__Aim__
Extract the full set of records, then give each one again exactly.

Entries from a dataset:

========

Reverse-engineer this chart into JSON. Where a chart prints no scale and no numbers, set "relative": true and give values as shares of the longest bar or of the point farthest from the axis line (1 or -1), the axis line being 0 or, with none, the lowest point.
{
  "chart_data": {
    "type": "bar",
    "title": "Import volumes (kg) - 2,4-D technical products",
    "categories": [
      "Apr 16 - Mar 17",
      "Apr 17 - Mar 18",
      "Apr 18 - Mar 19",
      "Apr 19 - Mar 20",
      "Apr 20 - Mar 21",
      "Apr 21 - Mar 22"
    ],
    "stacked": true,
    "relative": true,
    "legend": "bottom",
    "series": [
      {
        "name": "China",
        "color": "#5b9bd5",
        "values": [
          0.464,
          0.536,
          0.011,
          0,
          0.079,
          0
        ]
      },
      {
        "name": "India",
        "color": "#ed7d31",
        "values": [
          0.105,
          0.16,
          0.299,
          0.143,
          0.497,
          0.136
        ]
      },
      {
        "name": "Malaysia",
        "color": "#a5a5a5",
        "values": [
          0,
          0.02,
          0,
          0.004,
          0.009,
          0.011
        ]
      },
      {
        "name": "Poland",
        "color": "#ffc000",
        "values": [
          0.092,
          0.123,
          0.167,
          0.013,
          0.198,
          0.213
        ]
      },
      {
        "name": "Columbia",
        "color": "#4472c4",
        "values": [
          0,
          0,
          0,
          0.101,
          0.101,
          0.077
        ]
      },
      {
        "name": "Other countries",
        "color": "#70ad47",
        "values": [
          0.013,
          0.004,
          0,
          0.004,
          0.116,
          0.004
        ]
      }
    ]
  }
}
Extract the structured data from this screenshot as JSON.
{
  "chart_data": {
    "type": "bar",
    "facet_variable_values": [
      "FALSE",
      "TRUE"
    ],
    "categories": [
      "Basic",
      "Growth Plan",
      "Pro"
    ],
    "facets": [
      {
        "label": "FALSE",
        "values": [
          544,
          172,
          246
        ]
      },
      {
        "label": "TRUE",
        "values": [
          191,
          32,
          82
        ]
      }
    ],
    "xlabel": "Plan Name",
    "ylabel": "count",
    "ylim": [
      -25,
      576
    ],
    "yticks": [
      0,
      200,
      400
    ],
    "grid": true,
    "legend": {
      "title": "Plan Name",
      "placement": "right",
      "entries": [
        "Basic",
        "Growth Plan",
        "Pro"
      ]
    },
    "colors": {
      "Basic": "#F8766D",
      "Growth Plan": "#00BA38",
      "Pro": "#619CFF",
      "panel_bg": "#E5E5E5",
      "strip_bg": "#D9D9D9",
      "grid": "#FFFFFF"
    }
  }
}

========

__Result of this task__
Reverse-engineer this chart into JSON. Where a chart prints no scale and no numbers, set "relative": true and give values as shares of the longest bar or of the point farthest from the axis line (1 or -1), the axis line being 0 or, with none, the lowest point.
{
  "chart_data": {
    "type": "bar",
    "title": "Import volumes (kg) - 2,4-D technical products",
    "categories": [
      "Apr 16 - Mar 17",
      "Apr 17 - Mar 18",
      "Apr 18 - Mar 19",
      "Apr 19 - Mar 20",
      "Apr 20 - Mar 21",
      "Apr 21 - Mar 22"
    ],
    "stacked": true,
    "relative": true,
    "legend": "bottom",
    "series": [
      {
        "name": "China",
        "color": "#5b9bd5",
        "values": [
          0.464,
          0.536,
          0.011,
          0,
          0.079,
          0
        ]
      },
      {
        "name": "India",
        "color": "#ed7d31",
        "values": [
          0.105,
          0.16,
          0.299,
          0.143,
          0.497,
          0.136
        ]
      },
      {
        "name": "Malaysia",
        "color": "#a5a5a5",
        "values": [
          0,
          0.02,
          0,
          0.004,
          0.009,
          0.011
        ]
      },
      {
        "name": "Poland",
        "color": "#ffc000",
        "values": [
          0.092,
          0.123,
          0.167,
          0.013,
          0.198,
          0.213
        ]
      },
      {
        "name": "Columbia",
        "color": "#4472c4",
        "values": [
          0,
          0,
          0,
          0.101,
          0.101,
          0.077
        ]
      },
      {
        "name": "Other countries",
        "color": "#70ad47",
        "values": [
          0.013,
          0.004,
          0,
          0.004,
          0.116,
          0.004
        ]
      }
    ]
  }
}
Extract the structured data from this screenshot as JSON.
{
  "chart_data": {
    "type": "bar",
    "facet_variable_values": [
      "FALSE",
      "TRUE"
    ],
    "categories": [
      "Basic",
      "Growth Plan",
      "Pro"
    ],
    "facets": [
      {
        "label": "FALSE",
        "values": [
          544,
          172,
          246
        ]
      },
      {
        "label": "TRUE",
        "values": [
          191,
          32,
          82
        ]
      }
    ],
    "xlabel": "Plan Name",
    "ylabel": "count",
    "ylim": [
      -25,
      576
    ],
    "yticks": [
      0,
      200,
      400
    ],
    "grid": true,
    "legend": {
      "title": "Plan Name",
      "placement": "right",
      "entries": [
        "Basic",
        "Growth Plan",
        "Pro"
      ]
    },
    "colors": {
      "Basic": "#F8766D",
      "Growth Plan": "#00BA38",
      "Pro": "#619CFF",
      "panel_bg": "#E5E5E5",
      "strip_bg": "#D9D9D9",
      "grid": "#FFFFFF"
    }
  }
}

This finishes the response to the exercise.